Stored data
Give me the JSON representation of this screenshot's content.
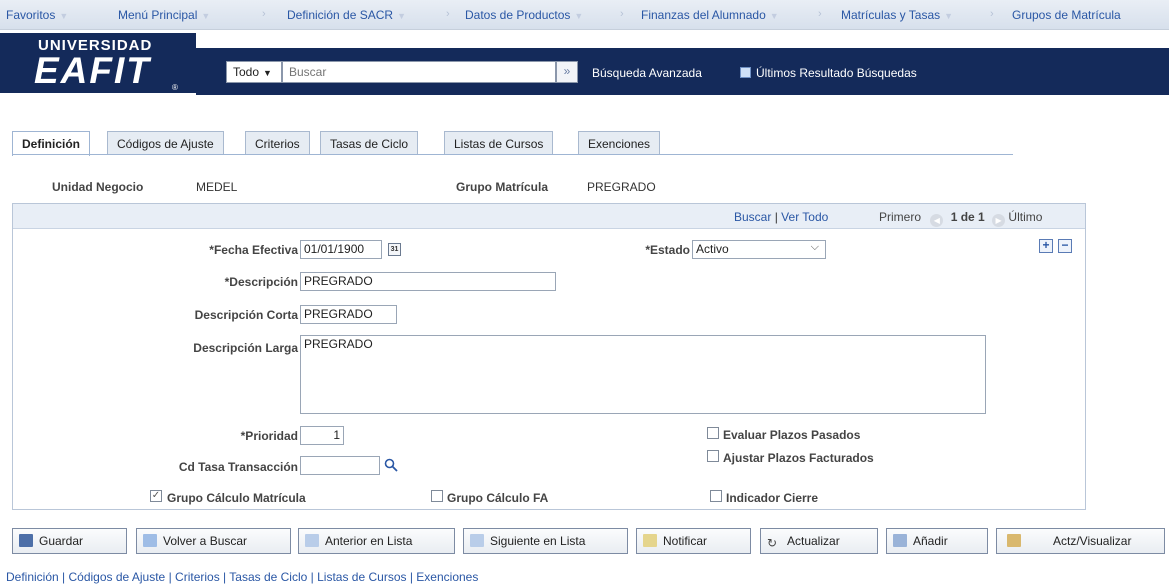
{
  "topnav": {
    "items": [
      "Favoritos",
      "Menú Principal",
      "Definición de SACR",
      "Datos de Productos",
      "Finanzas del Alumnado",
      "Matrículas y Tasas",
      "Grupos de Matrícula"
    ]
  },
  "header": {
    "logo_top": "UNIVERSIDAD",
    "logo_main": "EAFIT",
    "logo_reg": "®",
    "scope": "Todo",
    "search_placeholder": "Buscar",
    "search_go": "»",
    "advanced": "Búsqueda Avanzada",
    "recent": "Últimos Resultado Búsquedas"
  },
  "tabs": [
    {
      "label": "Definición",
      "active": true
    },
    {
      "label": "Códigos de Ajuste"
    },
    {
      "label": "Criterios"
    },
    {
      "label": "Tasas de Ciclo"
    },
    {
      "label": "Listas de Cursos"
    },
    {
      "label": "Exenciones"
    }
  ],
  "keys": {
    "unit_label": "Unidad Negocio",
    "unit_value": "MEDEL",
    "group_label": "Grupo Matrícula",
    "group_value": "PREGRADO"
  },
  "grid_nav": {
    "find": "Buscar",
    "sep": "|",
    "view_all": "Ver Todo",
    "first": "Primero",
    "range": "1 de 1",
    "last": "Último"
  },
  "form": {
    "eff_date_label": "*Fecha Efectiva",
    "eff_date_value": "01/01/1900",
    "status_label": "*Estado",
    "status_value": "Activo",
    "desc_label": "*Descripción",
    "desc_value": "PREGRADO",
    "short_desc_label": "Descripción Corta",
    "short_desc_value": "PREGRADO",
    "long_desc_label": "Descripción Larga",
    "long_desc_value": "PREGRADO",
    "priority_label": "*Prioridad",
    "priority_value": "1",
    "tx_rate_label": "Cd Tasa Transacción",
    "tx_rate_value": "",
    "eval_past": {
      "label": "Evaluar Plazos Pasados",
      "checked": false
    },
    "adjust_billed": {
      "label": "Ajustar Plazos Facturados",
      "checked": false
    },
    "calc_group": {
      "label": "Grupo Cálculo Matrícula",
      "checked": true
    },
    "fa_group": {
      "label": "Grupo Cálculo FA",
      "checked": false
    },
    "close_ind": {
      "label": "Indicador Cierre",
      "checked": false
    }
  },
  "buttons": {
    "save": "Guardar",
    "return_search": "Volver a Buscar",
    "prev": "Anterior en Lista",
    "next": "Siguiente en Lista",
    "notify": "Notificar",
    "refresh": "Actualizar",
    "add": "Añadir",
    "update_display": "Actz/Visualizar"
  },
  "footer_links": [
    "Definición",
    "Códigos de Ajuste",
    "Criterios",
    "Tasas de Ciclo",
    "Listas de Cursos",
    "Exenciones"
  ],
  "colors": {
    "brand": "#142a5a",
    "link": "#2a57a5"
  }
}
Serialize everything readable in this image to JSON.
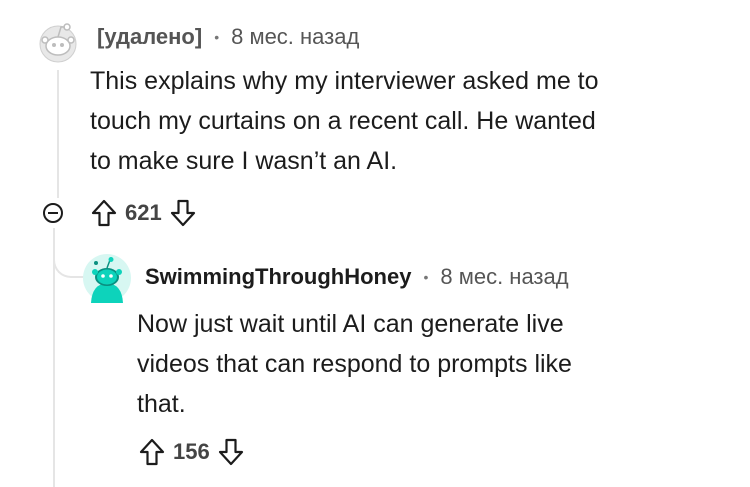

## GIVEN EXERCISE
Using the listing above, list every line in which the string "Códigos" occurs.

## CORRECT ANSWER
      "label": "Códigos de Ajuste"
    "Códigos de Ajuste",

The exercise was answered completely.